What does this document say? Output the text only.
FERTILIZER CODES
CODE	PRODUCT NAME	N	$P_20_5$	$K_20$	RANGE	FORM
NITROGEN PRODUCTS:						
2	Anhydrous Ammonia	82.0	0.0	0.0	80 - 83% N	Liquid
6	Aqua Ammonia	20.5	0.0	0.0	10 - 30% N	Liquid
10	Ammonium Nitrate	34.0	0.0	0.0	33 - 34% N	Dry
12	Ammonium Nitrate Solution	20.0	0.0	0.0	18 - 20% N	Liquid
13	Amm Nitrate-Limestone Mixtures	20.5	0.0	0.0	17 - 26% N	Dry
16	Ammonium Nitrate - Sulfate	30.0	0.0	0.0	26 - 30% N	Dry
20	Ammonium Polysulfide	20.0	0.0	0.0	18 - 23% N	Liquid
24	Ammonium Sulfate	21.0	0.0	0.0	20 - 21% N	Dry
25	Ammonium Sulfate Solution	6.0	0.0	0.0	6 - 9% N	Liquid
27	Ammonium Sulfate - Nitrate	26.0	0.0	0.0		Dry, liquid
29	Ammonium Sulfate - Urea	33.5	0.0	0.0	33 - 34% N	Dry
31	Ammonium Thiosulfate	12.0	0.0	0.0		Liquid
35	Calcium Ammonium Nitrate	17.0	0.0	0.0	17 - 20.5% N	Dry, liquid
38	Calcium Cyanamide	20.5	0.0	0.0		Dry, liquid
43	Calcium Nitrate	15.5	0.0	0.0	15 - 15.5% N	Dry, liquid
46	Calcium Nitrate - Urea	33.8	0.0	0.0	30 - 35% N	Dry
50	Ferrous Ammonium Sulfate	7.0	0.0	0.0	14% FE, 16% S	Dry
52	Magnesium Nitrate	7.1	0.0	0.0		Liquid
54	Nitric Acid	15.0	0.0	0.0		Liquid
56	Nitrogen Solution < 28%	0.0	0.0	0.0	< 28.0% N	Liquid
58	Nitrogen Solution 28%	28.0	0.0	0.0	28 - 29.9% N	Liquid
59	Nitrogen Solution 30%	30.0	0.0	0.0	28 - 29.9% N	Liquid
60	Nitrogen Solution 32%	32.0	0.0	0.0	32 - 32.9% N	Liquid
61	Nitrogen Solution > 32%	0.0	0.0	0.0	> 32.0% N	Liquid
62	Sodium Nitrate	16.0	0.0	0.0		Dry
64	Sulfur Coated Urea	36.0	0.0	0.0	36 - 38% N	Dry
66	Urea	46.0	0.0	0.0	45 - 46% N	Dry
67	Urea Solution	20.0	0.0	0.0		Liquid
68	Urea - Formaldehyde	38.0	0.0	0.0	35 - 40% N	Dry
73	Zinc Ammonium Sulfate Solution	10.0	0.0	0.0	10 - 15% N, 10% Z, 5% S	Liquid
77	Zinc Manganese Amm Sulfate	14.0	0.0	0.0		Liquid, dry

* [Task statement] Each record above must be given again exactly.

* [Task result]
What does this document say? Output the text only.
FERTILIZER CODES
CODE	PRODUCT NAME	N	$P_20_5$	$K_20$	RANGE	FORM
NITROGEN PRODUCTS:						
2	Anhydrous Ammonia	82.0	0.0	0.0	80 - 83% N	Liquid
6	Aqua Ammonia	20.5	0.0	0.0	10 - 30% N	Liquid
10	Ammonium Nitrate	34.0	0.0	0.0	33 - 34% N	Dry
12	Ammonium Nitrate Solution	20.0	0.0	0.0	18 - 20% N	Liquid
13	Amm Nitrate-Limestone Mixtures	20.5	0.0	0.0	17 - 26% N	Dry
16	Ammonium Nitrate - Sulfate	30.0	0.0	0.0	26 - 30% N	Dry
20	Ammonium Polysulfide	20.0	0.0	0.0	18 - 23% N	Liquid
24	Ammonium Sulfate	21.0	0.0	0.0	20 - 21% N	Dry
25	Ammonium Sulfate Solution	6.0	0.0	0.0	6 - 9% N	Liquid
27	Ammonium Sulfate - Nitrate	26.0	0.0	0.0		Dry, liquid
29	Ammonium Sulfate - Urea	33.5	0.0	0.0	33 - 34% N	Dry
31	Ammonium Thiosulfate	12.0	0.0	0.0		Liquid
35	Calcium Ammonium Nitrate	17.0	0.0	0.0	17 - 20.5% N	Dry, liquid
38	Calcium Cyanamide	20.5	0.0	0.0		Dry, liquid
43	Calcium Nitrate	15.5	0.0	0.0	15 - 15.5% N	Dry, liquid
46	Calcium Nitrate - Urea	33.8	0.0	0.0	30 - 35% N	Dry
50	Ferrous Ammonium Sulfate	7.0	0.0	0.0	14% FE, 16% S	Dry
52	Magnesium Nitrate	7.1	0.0	0.0		Liquid
54	Nitric Acid	15.0	0.0	0.0		Liquid
56	Nitrogen Solution < 28%	0.0	0.0	0.0	< 28.0% N	Liquid
58	Nitrogen Solution 28%	28.0	0.0	0.0	28 - 29.9% N	Liquid
59	Nitrogen Solution 30%	30.0	0.0	0.0	28 - 29.9% N	Liquid
60	Nitrogen Solution 32%	32.0	0.0	0.0	32 - 32.9% N	Liquid
61	Nitrogen Solution > 32%	0.0	0.0	0.0	> 32.0% N	Liquid
62	Sodium Nitrate	16.0	0.0	0.0		Dry
64	Sulfur Coated Urea	36.0	0.0	0.0	36 - 38% N	Dry
66	Urea	46.0	0.0	0.0	45 - 46% N	Dry
67	Urea Solution	20.0	0.0	0.0		Liquid
68	Urea - Formaldehyde	38.0	0.0	0.0	35 - 40% N	Dry
73	Zinc Ammonium Sulfate Solution	10.0	0.0	0.0	10 - 15% N, 10% Z, 5% S	Liquid
77	Zinc Manganese Amm Sulfate	14.0	0.0	0.0		Liquid, dry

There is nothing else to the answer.